___ Dataset records

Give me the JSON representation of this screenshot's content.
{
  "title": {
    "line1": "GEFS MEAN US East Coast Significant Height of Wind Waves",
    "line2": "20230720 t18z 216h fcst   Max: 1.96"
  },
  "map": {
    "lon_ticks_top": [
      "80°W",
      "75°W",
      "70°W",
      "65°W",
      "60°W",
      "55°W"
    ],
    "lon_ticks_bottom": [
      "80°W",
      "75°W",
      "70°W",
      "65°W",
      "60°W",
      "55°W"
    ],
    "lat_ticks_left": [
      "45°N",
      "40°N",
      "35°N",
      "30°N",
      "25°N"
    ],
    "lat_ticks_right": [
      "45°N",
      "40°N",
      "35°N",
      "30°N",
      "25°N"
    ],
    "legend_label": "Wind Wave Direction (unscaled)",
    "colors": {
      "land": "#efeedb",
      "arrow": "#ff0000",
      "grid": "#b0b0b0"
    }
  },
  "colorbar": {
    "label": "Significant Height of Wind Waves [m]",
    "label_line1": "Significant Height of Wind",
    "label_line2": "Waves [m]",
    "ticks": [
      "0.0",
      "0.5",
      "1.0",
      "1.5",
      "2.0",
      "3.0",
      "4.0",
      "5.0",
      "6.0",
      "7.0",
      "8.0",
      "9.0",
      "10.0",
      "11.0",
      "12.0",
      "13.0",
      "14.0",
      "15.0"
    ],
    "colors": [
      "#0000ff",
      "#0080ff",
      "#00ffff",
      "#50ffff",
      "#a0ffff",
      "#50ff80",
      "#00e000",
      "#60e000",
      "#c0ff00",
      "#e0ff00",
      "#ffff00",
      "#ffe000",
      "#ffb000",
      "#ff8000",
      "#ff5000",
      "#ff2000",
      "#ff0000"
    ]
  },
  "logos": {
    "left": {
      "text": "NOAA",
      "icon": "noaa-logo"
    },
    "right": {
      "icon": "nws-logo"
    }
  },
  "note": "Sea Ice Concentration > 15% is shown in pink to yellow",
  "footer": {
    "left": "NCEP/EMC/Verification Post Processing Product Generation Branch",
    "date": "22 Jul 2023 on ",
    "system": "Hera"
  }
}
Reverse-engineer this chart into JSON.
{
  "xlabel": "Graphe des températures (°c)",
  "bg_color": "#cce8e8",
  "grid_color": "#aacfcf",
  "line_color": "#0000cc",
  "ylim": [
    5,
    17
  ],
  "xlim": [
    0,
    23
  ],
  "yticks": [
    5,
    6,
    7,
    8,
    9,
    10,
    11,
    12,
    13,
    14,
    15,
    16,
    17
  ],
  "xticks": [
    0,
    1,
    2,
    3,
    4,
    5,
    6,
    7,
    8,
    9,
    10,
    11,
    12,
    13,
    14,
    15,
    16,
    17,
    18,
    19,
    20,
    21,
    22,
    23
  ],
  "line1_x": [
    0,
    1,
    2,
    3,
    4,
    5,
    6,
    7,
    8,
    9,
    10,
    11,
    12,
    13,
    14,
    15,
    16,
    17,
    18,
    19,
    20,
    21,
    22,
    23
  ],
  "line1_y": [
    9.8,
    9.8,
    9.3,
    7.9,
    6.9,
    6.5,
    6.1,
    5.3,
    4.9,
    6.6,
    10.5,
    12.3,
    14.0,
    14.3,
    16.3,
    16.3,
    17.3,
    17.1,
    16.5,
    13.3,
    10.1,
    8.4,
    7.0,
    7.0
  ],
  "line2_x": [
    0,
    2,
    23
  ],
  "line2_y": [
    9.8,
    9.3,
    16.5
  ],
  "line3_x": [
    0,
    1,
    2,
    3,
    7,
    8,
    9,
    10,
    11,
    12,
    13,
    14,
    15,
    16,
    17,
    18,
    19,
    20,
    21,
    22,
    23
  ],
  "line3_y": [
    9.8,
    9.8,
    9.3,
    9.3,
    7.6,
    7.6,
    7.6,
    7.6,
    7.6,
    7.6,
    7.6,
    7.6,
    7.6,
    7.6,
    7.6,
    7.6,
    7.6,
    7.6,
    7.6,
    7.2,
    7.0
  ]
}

______

◆ **Set task**: In the entries above, find every line with the word "Waves" and list it.

◆ **Response to the task**:
    "line1": "GEFS MEAN US East Coast Significant Height of Wind Waves",
    "label": "Significant Height of Wind Waves [m]",
    "label_line2": "Waves [m]",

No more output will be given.